■ INPUT MATERIAL
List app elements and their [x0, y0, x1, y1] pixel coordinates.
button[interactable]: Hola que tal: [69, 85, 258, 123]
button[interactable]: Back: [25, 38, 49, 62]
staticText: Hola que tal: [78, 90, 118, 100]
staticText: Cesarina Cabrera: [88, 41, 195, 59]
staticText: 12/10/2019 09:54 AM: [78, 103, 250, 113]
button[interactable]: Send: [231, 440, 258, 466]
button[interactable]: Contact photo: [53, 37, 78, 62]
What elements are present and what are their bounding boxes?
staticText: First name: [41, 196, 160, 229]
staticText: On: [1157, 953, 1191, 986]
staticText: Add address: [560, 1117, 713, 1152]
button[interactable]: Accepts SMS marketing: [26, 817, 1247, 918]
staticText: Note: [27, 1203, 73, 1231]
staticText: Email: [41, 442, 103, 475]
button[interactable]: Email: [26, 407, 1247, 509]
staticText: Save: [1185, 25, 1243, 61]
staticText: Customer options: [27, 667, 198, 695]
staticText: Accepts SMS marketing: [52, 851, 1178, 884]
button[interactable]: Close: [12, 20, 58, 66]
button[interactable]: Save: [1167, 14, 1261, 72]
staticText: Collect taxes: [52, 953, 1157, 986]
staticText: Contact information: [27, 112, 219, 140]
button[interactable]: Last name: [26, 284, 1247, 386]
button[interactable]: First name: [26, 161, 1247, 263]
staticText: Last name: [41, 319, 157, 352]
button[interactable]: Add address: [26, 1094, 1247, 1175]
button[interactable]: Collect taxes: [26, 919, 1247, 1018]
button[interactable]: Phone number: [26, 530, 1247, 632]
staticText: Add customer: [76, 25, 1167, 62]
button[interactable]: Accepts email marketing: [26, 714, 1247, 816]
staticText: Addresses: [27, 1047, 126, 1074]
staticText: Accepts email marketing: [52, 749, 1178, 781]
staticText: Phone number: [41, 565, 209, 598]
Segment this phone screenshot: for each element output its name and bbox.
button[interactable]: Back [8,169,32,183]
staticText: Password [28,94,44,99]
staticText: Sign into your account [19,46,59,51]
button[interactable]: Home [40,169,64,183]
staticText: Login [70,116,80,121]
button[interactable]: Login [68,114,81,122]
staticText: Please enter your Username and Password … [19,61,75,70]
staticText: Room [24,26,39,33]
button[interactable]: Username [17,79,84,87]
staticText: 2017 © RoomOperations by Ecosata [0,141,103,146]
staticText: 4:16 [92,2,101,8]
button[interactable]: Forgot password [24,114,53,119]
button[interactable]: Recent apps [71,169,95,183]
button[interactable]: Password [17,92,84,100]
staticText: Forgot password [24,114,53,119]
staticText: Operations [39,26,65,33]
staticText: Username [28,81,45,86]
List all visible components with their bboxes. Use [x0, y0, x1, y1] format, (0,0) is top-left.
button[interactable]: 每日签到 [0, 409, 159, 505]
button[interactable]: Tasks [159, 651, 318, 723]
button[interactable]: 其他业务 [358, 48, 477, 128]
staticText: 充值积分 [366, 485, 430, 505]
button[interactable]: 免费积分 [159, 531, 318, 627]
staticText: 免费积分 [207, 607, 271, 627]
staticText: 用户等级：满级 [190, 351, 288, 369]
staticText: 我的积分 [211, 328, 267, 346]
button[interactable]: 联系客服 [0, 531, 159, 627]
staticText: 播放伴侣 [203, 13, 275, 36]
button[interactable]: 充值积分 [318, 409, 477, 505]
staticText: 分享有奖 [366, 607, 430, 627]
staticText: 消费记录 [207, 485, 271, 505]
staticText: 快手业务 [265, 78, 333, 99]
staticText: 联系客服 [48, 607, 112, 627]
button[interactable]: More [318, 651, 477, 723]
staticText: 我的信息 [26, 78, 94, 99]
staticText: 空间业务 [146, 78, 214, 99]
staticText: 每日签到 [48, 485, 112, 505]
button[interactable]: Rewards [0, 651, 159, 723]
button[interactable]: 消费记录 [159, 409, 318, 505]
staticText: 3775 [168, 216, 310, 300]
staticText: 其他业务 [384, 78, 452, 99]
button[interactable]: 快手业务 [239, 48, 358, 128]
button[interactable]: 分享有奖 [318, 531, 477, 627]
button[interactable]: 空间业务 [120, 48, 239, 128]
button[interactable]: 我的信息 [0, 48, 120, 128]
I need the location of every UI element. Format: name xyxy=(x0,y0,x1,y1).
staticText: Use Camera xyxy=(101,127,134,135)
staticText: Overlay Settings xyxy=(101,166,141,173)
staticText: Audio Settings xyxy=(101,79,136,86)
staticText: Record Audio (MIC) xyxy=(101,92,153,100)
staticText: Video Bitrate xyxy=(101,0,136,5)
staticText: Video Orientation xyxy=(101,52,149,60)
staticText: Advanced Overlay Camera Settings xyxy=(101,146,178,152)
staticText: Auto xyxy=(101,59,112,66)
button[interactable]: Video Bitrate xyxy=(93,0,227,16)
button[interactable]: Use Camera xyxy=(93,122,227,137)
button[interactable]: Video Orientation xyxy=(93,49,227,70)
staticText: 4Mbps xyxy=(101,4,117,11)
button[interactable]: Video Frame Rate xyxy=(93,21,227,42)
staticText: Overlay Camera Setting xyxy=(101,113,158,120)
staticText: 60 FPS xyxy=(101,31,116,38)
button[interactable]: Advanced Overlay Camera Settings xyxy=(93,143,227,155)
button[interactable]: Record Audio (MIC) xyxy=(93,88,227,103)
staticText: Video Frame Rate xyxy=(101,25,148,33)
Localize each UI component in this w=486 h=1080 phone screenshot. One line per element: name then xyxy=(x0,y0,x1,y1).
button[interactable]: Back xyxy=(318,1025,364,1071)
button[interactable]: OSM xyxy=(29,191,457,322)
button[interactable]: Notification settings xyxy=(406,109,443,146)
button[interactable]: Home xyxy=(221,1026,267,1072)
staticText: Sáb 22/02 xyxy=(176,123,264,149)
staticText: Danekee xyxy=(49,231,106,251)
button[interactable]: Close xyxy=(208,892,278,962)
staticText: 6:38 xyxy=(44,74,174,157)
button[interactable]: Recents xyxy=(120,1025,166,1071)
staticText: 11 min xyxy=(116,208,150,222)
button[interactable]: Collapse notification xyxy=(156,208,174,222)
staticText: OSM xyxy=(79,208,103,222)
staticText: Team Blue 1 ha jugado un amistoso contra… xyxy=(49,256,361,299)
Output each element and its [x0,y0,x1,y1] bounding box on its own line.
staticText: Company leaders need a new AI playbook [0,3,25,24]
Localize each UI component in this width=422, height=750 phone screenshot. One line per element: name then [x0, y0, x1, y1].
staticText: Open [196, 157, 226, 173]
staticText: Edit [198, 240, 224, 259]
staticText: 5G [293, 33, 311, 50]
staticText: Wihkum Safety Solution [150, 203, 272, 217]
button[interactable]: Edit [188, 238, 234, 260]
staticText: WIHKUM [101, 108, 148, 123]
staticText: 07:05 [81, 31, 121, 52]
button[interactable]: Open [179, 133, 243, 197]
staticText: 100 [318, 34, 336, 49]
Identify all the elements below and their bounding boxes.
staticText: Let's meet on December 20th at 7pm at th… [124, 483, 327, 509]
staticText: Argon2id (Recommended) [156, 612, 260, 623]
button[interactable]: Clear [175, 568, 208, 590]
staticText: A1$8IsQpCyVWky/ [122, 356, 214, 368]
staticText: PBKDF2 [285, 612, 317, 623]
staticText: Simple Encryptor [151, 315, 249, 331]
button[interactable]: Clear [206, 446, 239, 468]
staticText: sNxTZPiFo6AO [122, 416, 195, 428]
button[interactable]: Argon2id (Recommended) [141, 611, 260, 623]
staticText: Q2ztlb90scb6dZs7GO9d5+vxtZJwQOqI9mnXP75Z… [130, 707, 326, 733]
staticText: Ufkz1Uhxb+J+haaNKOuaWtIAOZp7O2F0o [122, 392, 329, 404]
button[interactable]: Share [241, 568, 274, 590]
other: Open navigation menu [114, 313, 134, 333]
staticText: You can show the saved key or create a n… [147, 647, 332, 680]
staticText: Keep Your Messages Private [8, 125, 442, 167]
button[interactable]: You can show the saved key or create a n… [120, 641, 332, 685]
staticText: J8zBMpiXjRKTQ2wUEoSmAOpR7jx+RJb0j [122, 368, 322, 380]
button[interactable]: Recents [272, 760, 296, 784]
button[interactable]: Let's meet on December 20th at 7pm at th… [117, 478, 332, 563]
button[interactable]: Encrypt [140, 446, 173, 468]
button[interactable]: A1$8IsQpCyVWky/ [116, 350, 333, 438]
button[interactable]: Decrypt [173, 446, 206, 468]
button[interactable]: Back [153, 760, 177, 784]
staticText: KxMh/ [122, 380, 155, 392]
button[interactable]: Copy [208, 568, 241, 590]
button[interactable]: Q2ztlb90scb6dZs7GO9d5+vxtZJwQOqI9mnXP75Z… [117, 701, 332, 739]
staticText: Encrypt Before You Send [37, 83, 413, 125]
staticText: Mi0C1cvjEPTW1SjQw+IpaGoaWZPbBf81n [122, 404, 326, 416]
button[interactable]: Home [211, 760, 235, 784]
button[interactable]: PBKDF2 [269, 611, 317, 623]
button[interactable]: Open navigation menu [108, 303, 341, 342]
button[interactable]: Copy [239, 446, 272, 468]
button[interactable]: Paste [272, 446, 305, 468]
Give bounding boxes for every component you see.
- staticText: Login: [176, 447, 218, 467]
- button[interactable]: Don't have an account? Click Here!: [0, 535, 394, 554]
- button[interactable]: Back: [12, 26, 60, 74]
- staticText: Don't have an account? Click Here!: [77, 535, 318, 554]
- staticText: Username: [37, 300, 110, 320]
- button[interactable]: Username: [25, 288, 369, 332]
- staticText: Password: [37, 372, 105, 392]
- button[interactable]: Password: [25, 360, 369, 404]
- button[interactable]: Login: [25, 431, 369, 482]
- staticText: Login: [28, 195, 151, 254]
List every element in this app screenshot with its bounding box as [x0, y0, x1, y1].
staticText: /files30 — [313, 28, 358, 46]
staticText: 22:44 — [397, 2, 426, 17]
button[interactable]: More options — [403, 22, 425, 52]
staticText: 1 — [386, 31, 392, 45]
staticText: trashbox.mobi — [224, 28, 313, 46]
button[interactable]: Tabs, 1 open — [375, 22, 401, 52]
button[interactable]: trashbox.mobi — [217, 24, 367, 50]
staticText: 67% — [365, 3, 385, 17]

■ EXERCISE DETAILS
Output the rows from the very first line through the line containing "staticText: Cesarina Cabrera: [88, 41, 195, 59]", copying each line exactly as it appears.

■ FULL SOLUTION
List app elements and their [x0, y0, x1, y1] pixel coordinates.
button[interactable]: Hola que tal: [69, 85, 258, 123]
button[interactable]: Back: [25, 38, 49, 62]
staticText: Hola que tal: [78, 90, 118, 100]
staticText: Cesarina Cabrera: [88, 41, 195, 59]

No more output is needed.